## Work required
Below are the records; copy each line in them that holds the word "Ridge".

Extracted records:

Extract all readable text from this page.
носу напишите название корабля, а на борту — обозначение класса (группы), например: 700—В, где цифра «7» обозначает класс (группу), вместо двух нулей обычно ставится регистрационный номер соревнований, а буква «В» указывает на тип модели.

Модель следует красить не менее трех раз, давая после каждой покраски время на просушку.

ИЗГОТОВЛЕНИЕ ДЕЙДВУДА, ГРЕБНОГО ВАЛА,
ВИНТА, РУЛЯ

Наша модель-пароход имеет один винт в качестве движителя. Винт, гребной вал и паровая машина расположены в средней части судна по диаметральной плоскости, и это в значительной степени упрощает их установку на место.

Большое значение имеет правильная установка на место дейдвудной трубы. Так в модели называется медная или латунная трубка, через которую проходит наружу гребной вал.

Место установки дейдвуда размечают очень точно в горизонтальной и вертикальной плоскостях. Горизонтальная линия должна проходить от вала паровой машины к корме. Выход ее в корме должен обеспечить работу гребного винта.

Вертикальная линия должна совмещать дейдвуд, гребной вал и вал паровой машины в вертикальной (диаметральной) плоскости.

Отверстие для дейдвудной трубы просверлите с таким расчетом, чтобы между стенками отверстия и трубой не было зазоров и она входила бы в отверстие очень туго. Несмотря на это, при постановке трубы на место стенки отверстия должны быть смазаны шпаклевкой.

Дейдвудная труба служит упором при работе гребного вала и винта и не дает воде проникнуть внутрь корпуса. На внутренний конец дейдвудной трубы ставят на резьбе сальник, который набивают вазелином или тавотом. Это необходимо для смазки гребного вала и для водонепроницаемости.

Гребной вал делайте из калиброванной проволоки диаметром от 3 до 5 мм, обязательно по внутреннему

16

==

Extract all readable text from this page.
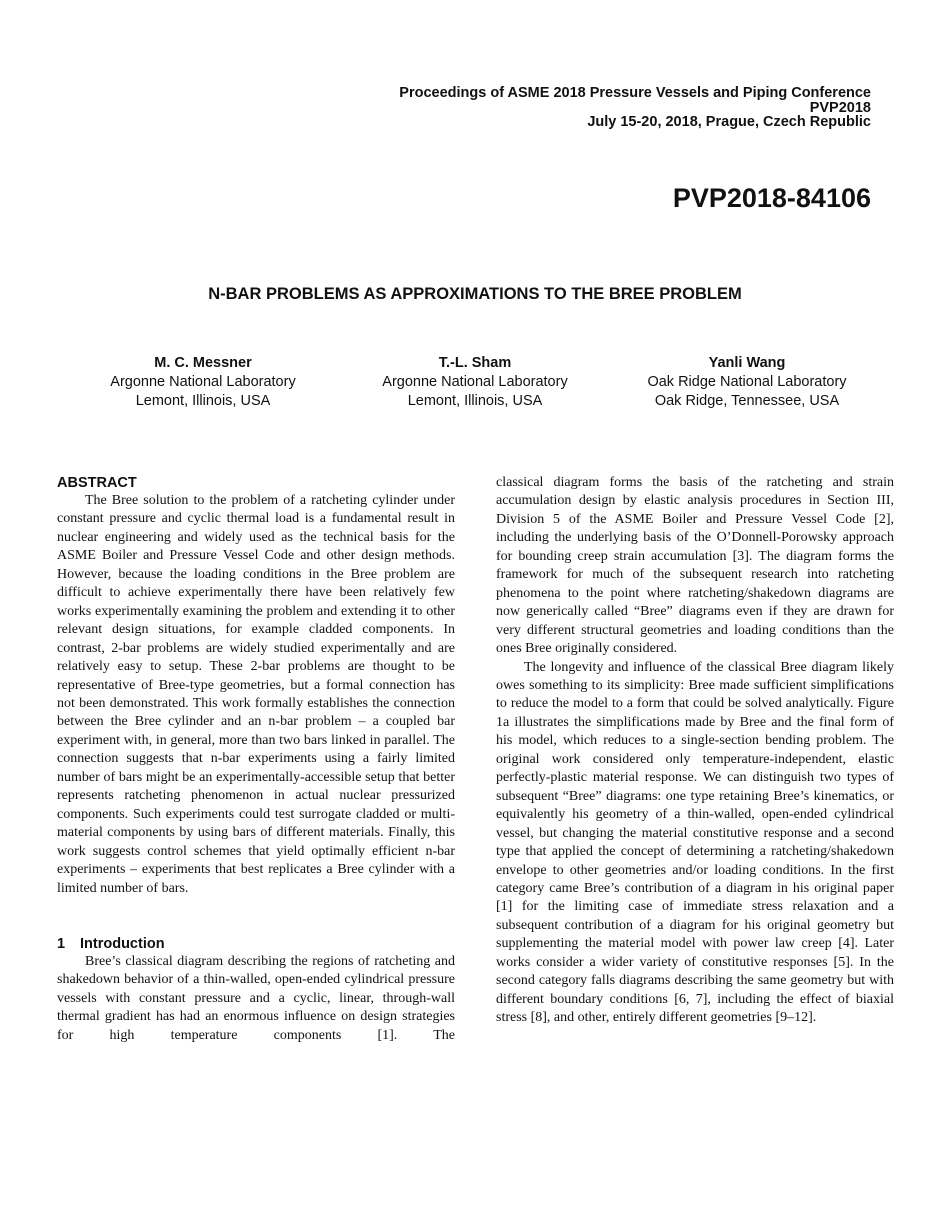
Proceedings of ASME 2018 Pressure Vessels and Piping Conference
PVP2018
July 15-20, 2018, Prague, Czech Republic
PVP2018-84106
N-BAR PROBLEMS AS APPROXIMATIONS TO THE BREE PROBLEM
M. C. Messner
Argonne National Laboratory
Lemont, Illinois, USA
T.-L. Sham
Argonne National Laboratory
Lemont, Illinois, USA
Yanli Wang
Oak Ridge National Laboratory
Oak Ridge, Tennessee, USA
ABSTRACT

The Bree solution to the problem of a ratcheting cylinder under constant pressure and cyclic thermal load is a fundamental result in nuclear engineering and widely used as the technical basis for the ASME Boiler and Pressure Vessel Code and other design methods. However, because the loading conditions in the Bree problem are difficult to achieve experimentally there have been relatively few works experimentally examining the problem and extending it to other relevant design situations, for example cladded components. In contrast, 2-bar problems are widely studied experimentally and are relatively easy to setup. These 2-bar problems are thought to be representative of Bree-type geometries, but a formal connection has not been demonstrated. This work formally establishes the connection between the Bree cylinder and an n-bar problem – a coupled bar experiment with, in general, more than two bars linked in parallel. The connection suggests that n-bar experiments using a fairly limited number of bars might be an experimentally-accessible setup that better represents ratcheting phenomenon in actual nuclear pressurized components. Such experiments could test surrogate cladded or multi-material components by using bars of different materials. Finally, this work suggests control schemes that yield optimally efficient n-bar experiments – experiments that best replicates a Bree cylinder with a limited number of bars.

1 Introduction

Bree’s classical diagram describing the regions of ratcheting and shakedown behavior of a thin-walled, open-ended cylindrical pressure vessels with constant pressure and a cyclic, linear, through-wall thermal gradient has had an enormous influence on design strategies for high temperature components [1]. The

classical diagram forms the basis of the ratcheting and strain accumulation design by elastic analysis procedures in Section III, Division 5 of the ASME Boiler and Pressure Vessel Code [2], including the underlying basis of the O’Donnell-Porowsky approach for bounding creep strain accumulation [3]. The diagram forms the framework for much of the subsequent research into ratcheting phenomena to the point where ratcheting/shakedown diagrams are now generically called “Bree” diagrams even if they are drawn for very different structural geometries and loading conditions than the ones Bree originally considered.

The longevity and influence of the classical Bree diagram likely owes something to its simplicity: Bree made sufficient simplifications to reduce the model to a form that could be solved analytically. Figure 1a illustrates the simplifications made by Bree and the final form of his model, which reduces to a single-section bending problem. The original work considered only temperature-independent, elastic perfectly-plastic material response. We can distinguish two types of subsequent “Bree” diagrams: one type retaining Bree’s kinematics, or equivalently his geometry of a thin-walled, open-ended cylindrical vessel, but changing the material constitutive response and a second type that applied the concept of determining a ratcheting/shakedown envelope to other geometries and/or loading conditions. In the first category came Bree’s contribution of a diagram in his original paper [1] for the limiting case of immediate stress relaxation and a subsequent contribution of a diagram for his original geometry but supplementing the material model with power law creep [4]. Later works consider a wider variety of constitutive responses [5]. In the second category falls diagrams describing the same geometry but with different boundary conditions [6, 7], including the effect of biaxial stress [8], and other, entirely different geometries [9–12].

## Result
Oak Ridge National Laboratory
Oak Ridge, Tennessee, USA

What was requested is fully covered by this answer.